--- begin Records supplied ---

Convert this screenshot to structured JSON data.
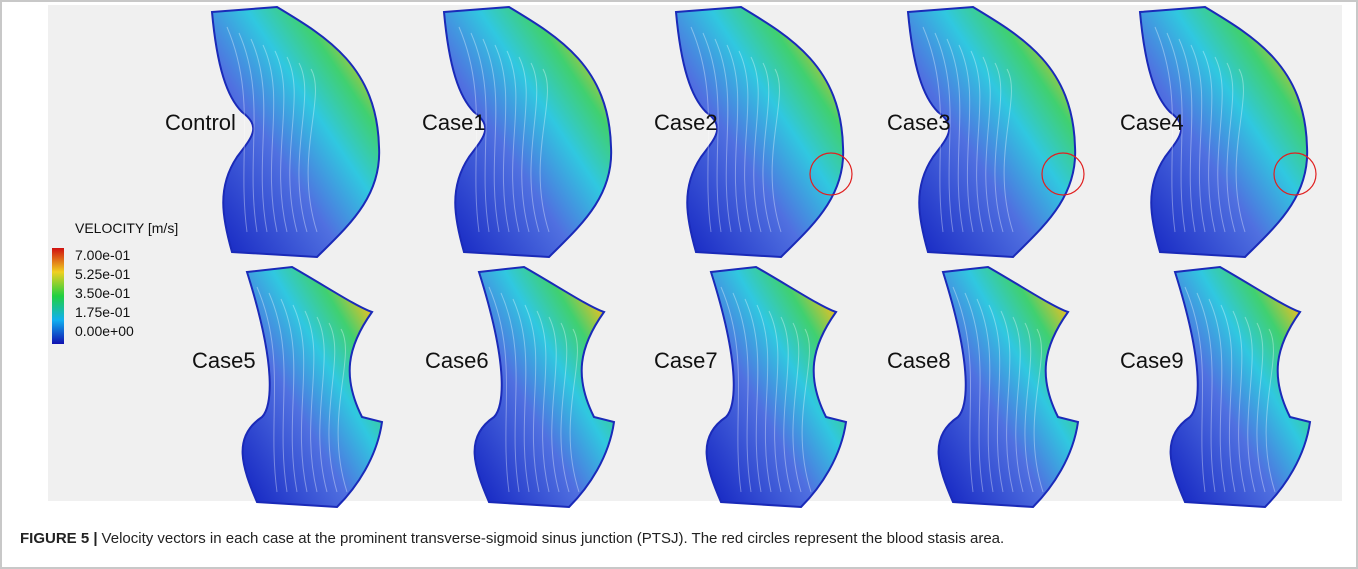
{
  "figure": {
    "panels": [
      "Control",
      "Case1",
      "Case2",
      "Case3",
      "Case4",
      "Case5",
      "Case6",
      "Case7",
      "Case8",
      "Case9"
    ],
    "legend": {
      "title": "VELOCITY [m/s]",
      "labels": [
        "7.00e-01",
        "5.25e-01",
        "3.50e-01",
        "1.75e-01",
        "0.00e+00"
      ]
    },
    "caption": {
      "label": "FIGURE 5 |",
      "text": "Velocity vectors in each case at the prominent transverse-sigmoid sinus junction (PTSJ). The red circles represent the blood stasis area."
    }
  }
}
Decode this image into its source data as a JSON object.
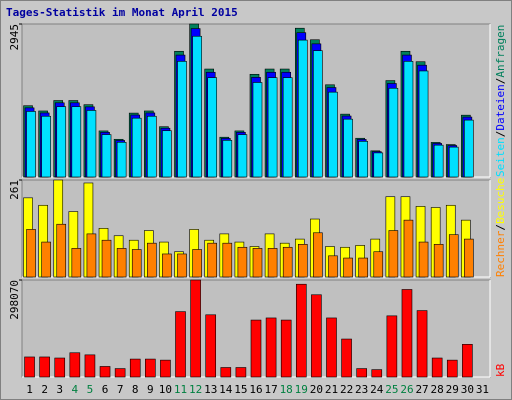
{
  "chart_data": [
    {
      "type": "bar",
      "title": "Tages-Statistik im Monat April 2015",
      "ylim": [
        0,
        2945
      ],
      "yticks": [
        2945
      ],
      "legend_separator": "/",
      "series": [
        {
          "name": "Anfragen",
          "color": "#00805c",
          "values": [
            1372,
            1271,
            1472,
            1472,
            1392,
            887,
            726,
            1230,
            1271,
            968,
            2420,
            2945,
            2078,
            766,
            887,
            1977,
            2078,
            2078,
            2864,
            2642,
            1775,
            1210,
            746,
            504,
            1856,
            2420,
            2219,
            666,
            625,
            1190,
            null
          ]
        },
        {
          "name": "Dateien",
          "color": "#0000ff",
          "values": [
            1331,
            1233,
            1428,
            1428,
            1350,
            860,
            704,
            1193,
            1233,
            939,
            2347,
            2857,
            2016,
            743,
            860,
            1918,
            2016,
            2016,
            2778,
            2563,
            1722,
            1174,
            724,
            489,
            1800,
            2347,
            2152,
            646,
            606,
            1154,
            null
          ]
        },
        {
          "name": "Seiten",
          "color": "#00e0ff",
          "values": [
            1262,
            1169,
            1354,
            1354,
            1281,
            816,
            668,
            1132,
            1169,
            891,
            2226,
            2709,
            1912,
            705,
            816,
            1819,
            1912,
            1912,
            2635,
            2431,
            1633,
            1113,
            686,
            464,
            1708,
            2226,
            2041,
            613,
            575,
            1095,
            null
          ]
        }
      ]
    },
    {
      "type": "bar",
      "ylim": [
        0,
        261
      ],
      "yticks": [
        261
      ],
      "legend_separator": "/",
      "series": [
        {
          "name": "Besuche",
          "color": "#ffff00",
          "values": [
            213,
            193,
            261,
            176,
            253,
            131,
            111,
            99,
            125,
            94,
            68,
            128,
            99,
            116,
            94,
            82,
            116,
            91,
            102,
            156,
            82,
            80,
            85,
            102,
            216,
            216,
            190,
            187,
            193,
            153,
            null
          ]
        },
        {
          "name": "Rechner",
          "color": "#ff8000",
          "values": [
            128,
            94,
            142,
            77,
            116,
            99,
            77,
            74,
            91,
            62,
            62,
            74,
            91,
            91,
            80,
            77,
            77,
            80,
            88,
            119,
            57,
            51,
            51,
            68,
            125,
            153,
            94,
            88,
            114,
            102,
            null
          ]
        }
      ]
    },
    {
      "type": "bar",
      "ylim": [
        0,
        298070
      ],
      "yticks": [
        298070
      ],
      "categories": [
        "1",
        "2",
        "3",
        "4",
        "5",
        "6",
        "7",
        "8",
        "9",
        "10",
        "11",
        "12",
        "13",
        "14",
        "15",
        "16",
        "17",
        "18",
        "19",
        "20",
        "21",
        "22",
        "23",
        "24",
        "25",
        "26",
        "27",
        "28",
        "29",
        "30",
        "31"
      ],
      "category_colors": [
        "#000000",
        "#000000",
        "#000000",
        "#008040",
        "#008040",
        "#000000",
        "#000000",
        "#000000",
        "#000000",
        "#000000",
        "#008040",
        "#008040",
        "#000000",
        "#000000",
        "#000000",
        "#000000",
        "#000000",
        "#008040",
        "#008040",
        "#000000",
        "#000000",
        "#000000",
        "#000000",
        "#000000",
        "#008040",
        "#008040",
        "#000000",
        "#000000",
        "#000000",
        "#000000",
        "#000000"
      ],
      "series": [
        {
          "name": "kB",
          "color": "#ff0000",
          "values": [
            61560,
            61560,
            58320,
            74520,
            68040,
            32400,
            25920,
            55080,
            55080,
            51840,
            200880,
            298070,
            191160,
            29160,
            29160,
            174960,
            181440,
            174960,
            285120,
            252720,
            181440,
            116640,
            25920,
            22680,
            187920,
            268920,
            204120,
            58320,
            51840,
            100440,
            null
          ]
        }
      ]
    }
  ]
}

--- end Records supplied ---

Problem to work on
Write out the entries again, exactly as given, skipping any images.

Response for this exercise
Convert this screenshot to structured JSON data.
{
  "figure": {
    "panels": [
      "Control",
      "Case1",
      "Case2",
      "Case3",
      "Case4",
      "Case5",
      "Case6",
      "Case7",
      "Case8",
      "Case9"
    ],
    "legend": {
      "title": "VELOCITY [m/s]",
      "labels": [
        "7.00e-01",
        "5.25e-01",
        "3.50e-01",
        "1.75e-01",
        "0.00e+00"
      ]
    },
    "caption": {
      "label": "FIGURE 5 |",
      "text": "Velocity vectors in each case at the prominent transverse-sigmoid sinus junction (PTSJ). The red circles represent the blood stasis area."
    }
  }
}
Decode this image into its source data as a JSON object.
{
  "chart_data": [
    {
      "type": "bar",
      "title": "Tages-Statistik im Monat April 2015",
      "ylim": [
        0,
        2945
      ],
      "yticks": [
        2945
      ],
      "legend_separator": "/",
      "series": [
        {
          "name": "Anfragen",
          "color": "#00805c",
          "values": [
            1372,
            1271,
            1472,
            1472,
            1392,
            887,
            726,
            1230,
            1271,
            968,
            2420,
            2945,
            2078,
            766,
            887,
            1977,
            2078,
            2078,
            2864,
            2642,
            1775,
            1210,
            746,
            504,
            1856,
            2420,
            2219,
            666,
            625,
            1190,
            null
          ]
        },
        {
          "name": "Dateien",
          "color": "#0000ff",
          "values": [
            1331,
            1233,
            1428,
            1428,
            1350,
            860,
            704,
            1193,
            1233,
            939,
            2347,
            2857,
            2016,
            743,
            860,
            1918,
            2016,
            2016,
            2778,
            2563,
            1722,
            1174,
            724,
            489,
            1800,
            2347,
            2152,
            646,
            606,
            1154,
            null
          ]
        },
        {
          "name": "Seiten",
          "color": "#00e0ff",
          "values": [
            1262,
            1169,
            1354,
            1354,
            1281,
            816,
            668,
            1132,
            1169,
            891,
            2226,
            2709,
            1912,
            705,
            816,
            1819,
            1912,
            1912,
            2635,
            2431,
            1633,
            1113,
            686,
            464,
            1708,
            2226,
            2041,
            613,
            575,
            1095,
            null
          ]
        }
      ]
    },
    {
      "type": "bar",
      "ylim": [
        0,
        261
      ],
      "yticks": [
        261
      ],
      "legend_separator": "/",
      "series": [
        {
          "name": "Besuche",
          "color": "#ffff00",
          "values": [
            213,
            193,
            261,
            176,
            253,
            131,
            111,
            99,
            125,
            94,
            68,
            128,
            99,
            116,
            94,
            82,
            116,
            91,
            102,
            156,
            82,
            80,
            85,
            102,
            216,
            216,
            190,
            187,
            193,
            153,
            null
          ]
        },
        {
          "name": "Rechner",
          "color": "#ff8000",
          "values": [
            128,
            94,
            142,
            77,
            116,
            99,
            77,
            74,
            91,
            62,
            62,
            74,
            91,
            91,
            80,
            77,
            77,
            80,
            88,
            119,
            57,
            51,
            51,
            68,
            125,
            153,
            94,
            88,
            114,
            102,
            null
          ]
        }
      ]
    },
    {
      "type": "bar",
      "ylim": [
        0,
        298070
      ],
      "yticks": [
        298070
      ],
      "categories": [
        "1",
        "2",
        "3",
        "4",
        "5",
        "6",
        "7",
        "8",
        "9",
        "10",
        "11",
        "12",
        "13",
        "14",
        "15",
        "16",
        "17",
        "18",
        "19",
        "20",
        "21",
        "22",
        "23",
        "24",
        "25",
        "26",
        "27",
        "28",
        "29",
        "30",
        "31"
      ],
      "category_colors": [
        "#000000",
        "#000000",
        "#000000",
        "#008040",
        "#008040",
        "#000000",
        "#000000",
        "#000000",
        "#000000",
        "#000000",
        "#008040",
        "#008040",
        "#000000",
        "#000000",
        "#000000",
        "#000000",
        "#000000",
        "#008040",
        "#008040",
        "#000000",
        "#000000",
        "#000000",
        "#000000",
        "#000000",
        "#008040",
        "#008040",
        "#000000",
        "#000000",
        "#000000",
        "#000000",
        "#000000"
      ],
      "series": [
        {
          "name": "kB",
          "color": "#ff0000",
          "values": [
            61560,
            61560,
            58320,
            74520,
            68040,
            32400,
            25920,
            55080,
            55080,
            51840,
            200880,
            298070,
            191160,
            29160,
            29160,
            174960,
            181440,
            174960,
            285120,
            252720,
            181440,
            116640,
            25920,
            22680,
            187920,
            268920,
            204120,
            58320,
            51840,
            100440,
            null
          ]
        }
      ]
    }
  ]
}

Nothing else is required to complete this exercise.